*** DATA TO PROCESS
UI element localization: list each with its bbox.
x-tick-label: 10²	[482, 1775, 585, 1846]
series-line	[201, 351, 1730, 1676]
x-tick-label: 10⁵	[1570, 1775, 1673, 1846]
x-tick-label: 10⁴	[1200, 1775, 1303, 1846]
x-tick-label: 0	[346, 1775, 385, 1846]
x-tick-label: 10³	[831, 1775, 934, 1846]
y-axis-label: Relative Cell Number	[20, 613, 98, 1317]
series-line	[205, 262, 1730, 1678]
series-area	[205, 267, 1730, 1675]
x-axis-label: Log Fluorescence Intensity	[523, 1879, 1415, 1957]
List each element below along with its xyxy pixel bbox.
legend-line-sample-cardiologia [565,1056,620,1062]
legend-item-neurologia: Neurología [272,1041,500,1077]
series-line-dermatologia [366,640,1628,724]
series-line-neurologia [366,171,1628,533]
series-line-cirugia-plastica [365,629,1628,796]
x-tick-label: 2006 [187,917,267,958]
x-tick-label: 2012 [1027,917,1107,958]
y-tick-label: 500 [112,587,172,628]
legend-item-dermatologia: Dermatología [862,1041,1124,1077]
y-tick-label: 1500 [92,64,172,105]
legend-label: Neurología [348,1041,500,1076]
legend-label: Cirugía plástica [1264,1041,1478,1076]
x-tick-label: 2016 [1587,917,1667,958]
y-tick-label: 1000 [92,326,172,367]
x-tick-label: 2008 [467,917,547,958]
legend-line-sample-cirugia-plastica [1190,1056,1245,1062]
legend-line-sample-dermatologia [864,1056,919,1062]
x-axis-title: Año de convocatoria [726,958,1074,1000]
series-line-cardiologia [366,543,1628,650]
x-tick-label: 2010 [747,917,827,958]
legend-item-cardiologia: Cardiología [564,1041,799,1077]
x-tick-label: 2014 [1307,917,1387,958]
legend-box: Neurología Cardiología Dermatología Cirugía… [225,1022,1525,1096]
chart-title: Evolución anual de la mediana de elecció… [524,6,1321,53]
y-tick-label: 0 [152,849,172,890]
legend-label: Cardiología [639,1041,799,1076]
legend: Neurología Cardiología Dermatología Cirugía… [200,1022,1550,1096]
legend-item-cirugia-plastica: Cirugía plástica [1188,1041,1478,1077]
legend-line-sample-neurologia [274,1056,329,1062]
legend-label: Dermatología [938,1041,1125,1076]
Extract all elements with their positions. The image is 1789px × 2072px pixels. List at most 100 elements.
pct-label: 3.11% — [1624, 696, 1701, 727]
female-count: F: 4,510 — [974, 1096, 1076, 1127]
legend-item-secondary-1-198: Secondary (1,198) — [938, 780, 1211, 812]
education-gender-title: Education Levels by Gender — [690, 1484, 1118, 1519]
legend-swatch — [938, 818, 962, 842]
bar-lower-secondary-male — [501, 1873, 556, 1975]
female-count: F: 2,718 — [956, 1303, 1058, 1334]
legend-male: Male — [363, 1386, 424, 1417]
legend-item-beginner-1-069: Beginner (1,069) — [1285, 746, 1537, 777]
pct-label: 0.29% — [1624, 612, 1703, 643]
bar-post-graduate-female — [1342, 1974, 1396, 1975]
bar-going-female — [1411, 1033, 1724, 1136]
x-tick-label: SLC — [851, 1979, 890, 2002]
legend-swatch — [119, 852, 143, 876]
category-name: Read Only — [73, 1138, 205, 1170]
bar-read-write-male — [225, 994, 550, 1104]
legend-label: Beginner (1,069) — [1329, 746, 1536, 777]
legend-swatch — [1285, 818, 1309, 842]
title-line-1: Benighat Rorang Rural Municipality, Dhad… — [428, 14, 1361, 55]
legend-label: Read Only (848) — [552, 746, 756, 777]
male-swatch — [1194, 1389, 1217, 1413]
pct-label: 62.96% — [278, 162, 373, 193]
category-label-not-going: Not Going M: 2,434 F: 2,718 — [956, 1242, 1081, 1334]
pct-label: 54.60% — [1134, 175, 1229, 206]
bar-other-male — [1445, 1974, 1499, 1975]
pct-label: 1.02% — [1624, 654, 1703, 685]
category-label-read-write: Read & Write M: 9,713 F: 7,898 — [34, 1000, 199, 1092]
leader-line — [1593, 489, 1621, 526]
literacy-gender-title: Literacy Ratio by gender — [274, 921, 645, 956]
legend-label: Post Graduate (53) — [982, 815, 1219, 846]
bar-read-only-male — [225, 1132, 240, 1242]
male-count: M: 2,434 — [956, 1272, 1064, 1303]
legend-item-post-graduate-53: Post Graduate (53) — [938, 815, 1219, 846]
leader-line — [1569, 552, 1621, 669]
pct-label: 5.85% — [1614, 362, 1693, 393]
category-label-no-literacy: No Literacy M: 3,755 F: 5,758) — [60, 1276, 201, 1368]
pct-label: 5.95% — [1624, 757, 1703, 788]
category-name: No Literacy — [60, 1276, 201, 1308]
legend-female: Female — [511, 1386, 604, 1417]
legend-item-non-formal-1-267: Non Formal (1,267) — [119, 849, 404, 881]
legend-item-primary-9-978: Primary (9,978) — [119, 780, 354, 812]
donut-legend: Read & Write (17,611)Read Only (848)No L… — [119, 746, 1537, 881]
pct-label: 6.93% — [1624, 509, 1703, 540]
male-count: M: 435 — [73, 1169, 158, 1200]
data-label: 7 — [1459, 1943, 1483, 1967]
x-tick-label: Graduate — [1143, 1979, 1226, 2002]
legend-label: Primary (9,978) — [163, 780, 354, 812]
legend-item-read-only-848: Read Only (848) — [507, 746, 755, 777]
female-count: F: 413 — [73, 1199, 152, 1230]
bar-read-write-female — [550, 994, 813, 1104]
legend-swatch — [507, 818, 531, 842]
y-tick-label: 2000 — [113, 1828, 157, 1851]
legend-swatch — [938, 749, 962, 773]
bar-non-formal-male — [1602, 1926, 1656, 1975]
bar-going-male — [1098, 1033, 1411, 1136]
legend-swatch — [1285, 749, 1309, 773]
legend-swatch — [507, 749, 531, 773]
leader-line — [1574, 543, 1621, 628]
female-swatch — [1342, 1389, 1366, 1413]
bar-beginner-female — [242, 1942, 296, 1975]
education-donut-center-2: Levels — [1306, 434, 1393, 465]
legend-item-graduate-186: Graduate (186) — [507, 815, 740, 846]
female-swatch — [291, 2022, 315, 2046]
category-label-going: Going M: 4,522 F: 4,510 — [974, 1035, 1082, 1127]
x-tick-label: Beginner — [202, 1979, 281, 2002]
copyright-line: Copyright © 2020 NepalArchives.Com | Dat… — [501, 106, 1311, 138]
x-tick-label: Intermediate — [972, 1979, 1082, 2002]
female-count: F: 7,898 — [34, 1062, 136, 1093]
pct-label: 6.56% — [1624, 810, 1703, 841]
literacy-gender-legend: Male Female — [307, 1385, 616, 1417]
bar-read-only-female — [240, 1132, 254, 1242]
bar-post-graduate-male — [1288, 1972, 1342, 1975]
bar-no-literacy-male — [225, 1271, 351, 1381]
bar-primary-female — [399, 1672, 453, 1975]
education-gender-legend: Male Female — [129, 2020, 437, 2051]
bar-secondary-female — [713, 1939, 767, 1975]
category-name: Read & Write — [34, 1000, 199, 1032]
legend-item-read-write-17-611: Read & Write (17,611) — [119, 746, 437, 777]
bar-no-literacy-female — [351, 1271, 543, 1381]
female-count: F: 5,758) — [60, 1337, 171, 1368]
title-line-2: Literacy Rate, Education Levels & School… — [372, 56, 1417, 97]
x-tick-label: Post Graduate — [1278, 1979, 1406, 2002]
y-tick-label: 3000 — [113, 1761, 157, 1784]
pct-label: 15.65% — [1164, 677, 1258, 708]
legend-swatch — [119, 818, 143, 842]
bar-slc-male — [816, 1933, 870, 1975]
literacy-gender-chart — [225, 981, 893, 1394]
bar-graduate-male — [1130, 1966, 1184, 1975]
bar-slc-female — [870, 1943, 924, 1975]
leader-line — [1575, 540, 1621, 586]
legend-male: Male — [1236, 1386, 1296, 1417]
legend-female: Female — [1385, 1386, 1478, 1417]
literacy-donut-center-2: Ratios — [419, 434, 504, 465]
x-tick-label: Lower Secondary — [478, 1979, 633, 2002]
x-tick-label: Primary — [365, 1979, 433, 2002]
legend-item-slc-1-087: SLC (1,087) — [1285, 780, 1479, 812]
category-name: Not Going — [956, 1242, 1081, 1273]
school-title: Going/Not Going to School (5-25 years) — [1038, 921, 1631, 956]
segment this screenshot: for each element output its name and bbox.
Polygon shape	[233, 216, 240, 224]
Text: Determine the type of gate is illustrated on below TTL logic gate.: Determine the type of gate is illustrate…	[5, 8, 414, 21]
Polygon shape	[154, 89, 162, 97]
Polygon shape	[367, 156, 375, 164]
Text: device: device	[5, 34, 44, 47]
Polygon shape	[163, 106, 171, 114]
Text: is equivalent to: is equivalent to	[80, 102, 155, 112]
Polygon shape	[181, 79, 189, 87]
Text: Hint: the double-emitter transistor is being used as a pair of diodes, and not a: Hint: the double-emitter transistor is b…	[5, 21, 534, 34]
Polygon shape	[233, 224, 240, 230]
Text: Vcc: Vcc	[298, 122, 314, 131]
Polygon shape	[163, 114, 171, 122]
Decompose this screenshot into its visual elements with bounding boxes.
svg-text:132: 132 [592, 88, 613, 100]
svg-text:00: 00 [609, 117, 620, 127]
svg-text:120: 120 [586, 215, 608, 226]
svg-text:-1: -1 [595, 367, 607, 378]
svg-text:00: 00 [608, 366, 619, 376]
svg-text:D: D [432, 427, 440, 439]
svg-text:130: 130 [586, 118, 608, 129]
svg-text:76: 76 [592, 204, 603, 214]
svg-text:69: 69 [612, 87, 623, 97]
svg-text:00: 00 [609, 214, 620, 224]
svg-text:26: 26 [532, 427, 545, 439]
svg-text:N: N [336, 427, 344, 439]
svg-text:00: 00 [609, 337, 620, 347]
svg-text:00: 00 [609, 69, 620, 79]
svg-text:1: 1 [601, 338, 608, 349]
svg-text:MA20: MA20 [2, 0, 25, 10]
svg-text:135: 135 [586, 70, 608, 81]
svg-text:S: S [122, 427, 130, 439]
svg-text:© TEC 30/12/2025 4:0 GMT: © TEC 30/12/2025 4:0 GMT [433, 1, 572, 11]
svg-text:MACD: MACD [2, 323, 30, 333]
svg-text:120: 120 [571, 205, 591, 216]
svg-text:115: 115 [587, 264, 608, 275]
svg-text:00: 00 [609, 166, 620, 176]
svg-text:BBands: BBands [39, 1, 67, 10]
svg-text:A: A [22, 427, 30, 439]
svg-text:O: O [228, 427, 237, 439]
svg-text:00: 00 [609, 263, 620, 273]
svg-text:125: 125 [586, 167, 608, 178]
******
▸ EXERCISE:
In the records, from the first line through the line containing "1775, 934, 1846]", change "series-line" to "plot-line" and leave the rest of those lines as they are.

▸ OUTPUT BELOW:
UI element localization: list each with its bbox.
x-tick-label: 10²	[482, 1775, 585, 1846]
plot-line	[201, 351, 1730, 1676]
x-tick-label: 10⁵	[1570, 1775, 1673, 1846]
x-tick-label: 10⁴	[1200, 1775, 1303, 1846]
x-tick-label: 0	[346, 1775, 385, 1846]
x-tick-label: 10³	[831, 1775, 934, 1846]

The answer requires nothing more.